WHAT THE TASK REQUIRES: Write out the records below line for line, without changing a single character.

EXTRACTED INFORMATION:

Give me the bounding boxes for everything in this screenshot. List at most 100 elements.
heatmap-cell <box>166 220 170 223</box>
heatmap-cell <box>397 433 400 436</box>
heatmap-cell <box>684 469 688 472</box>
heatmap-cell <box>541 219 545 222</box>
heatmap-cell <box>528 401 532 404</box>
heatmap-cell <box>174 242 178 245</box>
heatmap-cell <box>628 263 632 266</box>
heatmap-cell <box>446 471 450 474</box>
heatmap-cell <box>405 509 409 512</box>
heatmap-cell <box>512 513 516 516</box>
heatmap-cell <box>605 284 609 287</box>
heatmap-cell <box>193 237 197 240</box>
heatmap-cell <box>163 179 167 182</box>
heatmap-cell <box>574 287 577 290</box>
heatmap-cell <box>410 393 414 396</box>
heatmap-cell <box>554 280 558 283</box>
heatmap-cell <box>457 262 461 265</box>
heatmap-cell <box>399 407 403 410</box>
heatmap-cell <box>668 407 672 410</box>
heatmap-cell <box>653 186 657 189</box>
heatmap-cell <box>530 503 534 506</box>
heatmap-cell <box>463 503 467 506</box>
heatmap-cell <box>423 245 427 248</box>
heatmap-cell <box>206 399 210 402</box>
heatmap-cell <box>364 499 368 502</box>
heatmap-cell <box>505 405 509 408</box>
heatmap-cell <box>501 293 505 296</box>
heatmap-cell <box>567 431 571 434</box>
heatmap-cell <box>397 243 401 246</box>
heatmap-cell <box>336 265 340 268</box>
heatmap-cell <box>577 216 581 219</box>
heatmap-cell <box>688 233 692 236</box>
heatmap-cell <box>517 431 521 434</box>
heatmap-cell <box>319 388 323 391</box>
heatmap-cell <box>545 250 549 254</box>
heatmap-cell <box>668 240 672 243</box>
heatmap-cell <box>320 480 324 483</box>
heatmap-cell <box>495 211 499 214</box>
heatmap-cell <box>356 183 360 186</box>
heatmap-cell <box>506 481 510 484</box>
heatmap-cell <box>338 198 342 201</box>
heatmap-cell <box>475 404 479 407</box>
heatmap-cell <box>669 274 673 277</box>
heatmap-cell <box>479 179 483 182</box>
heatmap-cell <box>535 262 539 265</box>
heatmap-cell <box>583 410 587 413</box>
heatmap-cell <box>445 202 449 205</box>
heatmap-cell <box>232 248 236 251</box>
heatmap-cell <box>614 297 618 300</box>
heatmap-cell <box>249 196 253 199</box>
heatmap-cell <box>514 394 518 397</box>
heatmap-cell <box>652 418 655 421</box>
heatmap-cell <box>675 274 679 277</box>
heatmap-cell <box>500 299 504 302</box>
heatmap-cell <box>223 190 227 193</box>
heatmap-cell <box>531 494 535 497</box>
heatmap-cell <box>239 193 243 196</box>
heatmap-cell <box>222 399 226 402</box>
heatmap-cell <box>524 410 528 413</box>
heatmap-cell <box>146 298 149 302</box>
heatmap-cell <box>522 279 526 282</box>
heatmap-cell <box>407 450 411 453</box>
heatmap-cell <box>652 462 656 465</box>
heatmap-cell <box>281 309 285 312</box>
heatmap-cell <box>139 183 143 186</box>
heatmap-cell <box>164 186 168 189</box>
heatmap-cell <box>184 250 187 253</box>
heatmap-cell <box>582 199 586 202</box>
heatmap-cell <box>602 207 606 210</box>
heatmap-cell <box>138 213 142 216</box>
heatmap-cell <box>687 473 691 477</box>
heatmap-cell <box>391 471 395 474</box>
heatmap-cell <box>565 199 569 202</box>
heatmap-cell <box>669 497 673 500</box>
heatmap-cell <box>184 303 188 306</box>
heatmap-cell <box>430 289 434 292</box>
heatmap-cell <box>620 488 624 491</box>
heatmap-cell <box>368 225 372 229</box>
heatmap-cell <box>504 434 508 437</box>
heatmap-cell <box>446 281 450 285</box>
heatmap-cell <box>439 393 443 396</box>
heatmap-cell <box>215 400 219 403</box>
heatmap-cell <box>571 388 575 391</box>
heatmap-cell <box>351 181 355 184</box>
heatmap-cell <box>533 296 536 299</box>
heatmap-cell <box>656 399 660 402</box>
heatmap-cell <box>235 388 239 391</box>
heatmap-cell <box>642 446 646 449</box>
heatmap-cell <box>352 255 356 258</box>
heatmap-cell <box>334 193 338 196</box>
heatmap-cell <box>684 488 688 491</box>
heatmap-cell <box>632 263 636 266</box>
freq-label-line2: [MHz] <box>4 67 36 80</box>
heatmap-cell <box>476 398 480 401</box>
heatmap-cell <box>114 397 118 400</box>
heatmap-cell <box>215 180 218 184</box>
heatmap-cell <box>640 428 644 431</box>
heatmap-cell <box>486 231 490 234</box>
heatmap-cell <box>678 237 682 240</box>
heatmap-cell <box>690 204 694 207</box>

PROBLEM SOLUTION:
Give me the bounding boxes for everything in this screenshot. List at most 100 elements.
heatmap-cell <box>166 220 170 223</box>
heatmap-cell <box>397 433 400 436</box>
heatmap-cell <box>684 469 688 472</box>
heatmap-cell <box>541 219 545 222</box>
heatmap-cell <box>528 401 532 404</box>
heatmap-cell <box>174 242 178 245</box>
heatmap-cell <box>628 263 632 266</box>
heatmap-cell <box>446 471 450 474</box>
heatmap-cell <box>405 509 409 512</box>
heatmap-cell <box>512 513 516 516</box>
heatmap-cell <box>605 284 609 287</box>
heatmap-cell <box>193 237 197 240</box>
heatmap-cell <box>163 179 167 182</box>
heatmap-cell <box>574 287 577 290</box>
heatmap-cell <box>410 393 414 396</box>
heatmap-cell <box>554 280 558 283</box>
heatmap-cell <box>457 262 461 265</box>
heatmap-cell <box>399 407 403 410</box>
heatmap-cell <box>668 407 672 410</box>
heatmap-cell <box>653 186 657 189</box>
heatmap-cell <box>530 503 534 506</box>
heatmap-cell <box>463 503 467 506</box>
heatmap-cell <box>423 245 427 248</box>
heatmap-cell <box>206 399 210 402</box>
heatmap-cell <box>364 499 368 502</box>
heatmap-cell <box>505 405 509 408</box>
heatmap-cell <box>501 293 505 296</box>
heatmap-cell <box>567 431 571 434</box>
heatmap-cell <box>397 243 401 246</box>
heatmap-cell <box>336 265 340 268</box>
heatmap-cell <box>577 216 581 219</box>
heatmap-cell <box>688 233 692 236</box>
heatmap-cell <box>517 431 521 434</box>
heatmap-cell <box>319 388 323 391</box>
heatmap-cell <box>545 250 549 254</box>
heatmap-cell <box>668 240 672 243</box>
heatmap-cell <box>320 480 324 483</box>
heatmap-cell <box>495 211 499 214</box>
heatmap-cell <box>356 183 360 186</box>
heatmap-cell <box>506 481 510 484</box>
heatmap-cell <box>338 198 342 201</box>
heatmap-cell <box>475 404 479 407</box>
heatmap-cell <box>669 274 673 277</box>
heatmap-cell <box>479 179 483 182</box>
heatmap-cell <box>535 262 539 265</box>
heatmap-cell <box>583 410 587 413</box>
heatmap-cell <box>445 202 449 205</box>
heatmap-cell <box>232 248 236 251</box>
heatmap-cell <box>614 297 618 300</box>
heatmap-cell <box>249 196 253 199</box>
heatmap-cell <box>514 394 518 397</box>
heatmap-cell <box>652 418 655 421</box>
heatmap-cell <box>675 274 679 277</box>
heatmap-cell <box>500 299 504 302</box>
heatmap-cell <box>223 190 227 193</box>
heatmap-cell <box>531 494 535 497</box>
heatmap-cell <box>239 193 243 196</box>
heatmap-cell <box>222 399 226 402</box>
heatmap-cell <box>524 410 528 413</box>
heatmap-cell <box>146 298 149 302</box>
heatmap-cell <box>522 279 526 282</box>
heatmap-cell <box>407 450 411 453</box>
heatmap-cell <box>652 462 656 465</box>
heatmap-cell <box>281 309 285 312</box>
heatmap-cell <box>139 183 143 186</box>
heatmap-cell <box>164 186 168 189</box>
heatmap-cell <box>184 250 187 253</box>
heatmap-cell <box>582 199 586 202</box>
heatmap-cell <box>602 207 606 210</box>
heatmap-cell <box>138 213 142 216</box>
heatmap-cell <box>687 473 691 477</box>
heatmap-cell <box>391 471 395 474</box>
heatmap-cell <box>565 199 569 202</box>
heatmap-cell <box>669 497 673 500</box>
heatmap-cell <box>184 303 188 306</box>
heatmap-cell <box>430 289 434 292</box>
heatmap-cell <box>620 488 624 491</box>
heatmap-cell <box>368 225 372 229</box>
heatmap-cell <box>504 434 508 437</box>
heatmap-cell <box>446 281 450 285</box>
heatmap-cell <box>439 393 443 396</box>
heatmap-cell <box>215 400 219 403</box>
heatmap-cell <box>571 388 575 391</box>
heatmap-cell <box>351 181 355 184</box>
heatmap-cell <box>533 296 536 299</box>
heatmap-cell <box>656 399 660 402</box>
heatmap-cell <box>235 388 239 391</box>
heatmap-cell <box>642 446 646 449</box>
heatmap-cell <box>352 255 356 258</box>
heatmap-cell <box>334 193 338 196</box>
heatmap-cell <box>684 488 688 491</box>
heatmap-cell <box>632 263 636 266</box>
freq-label-line2: [MHz] <box>4 67 36 80</box>
heatmap-cell <box>476 398 480 401</box>
heatmap-cell <box>114 397 118 400</box>
heatmap-cell <box>215 180 218 184</box>
heatmap-cell <box>640 428 644 431</box>
heatmap-cell <box>486 231 490 234</box>
heatmap-cell <box>678 237 682 240</box>
heatmap-cell <box>690 204 694 207</box>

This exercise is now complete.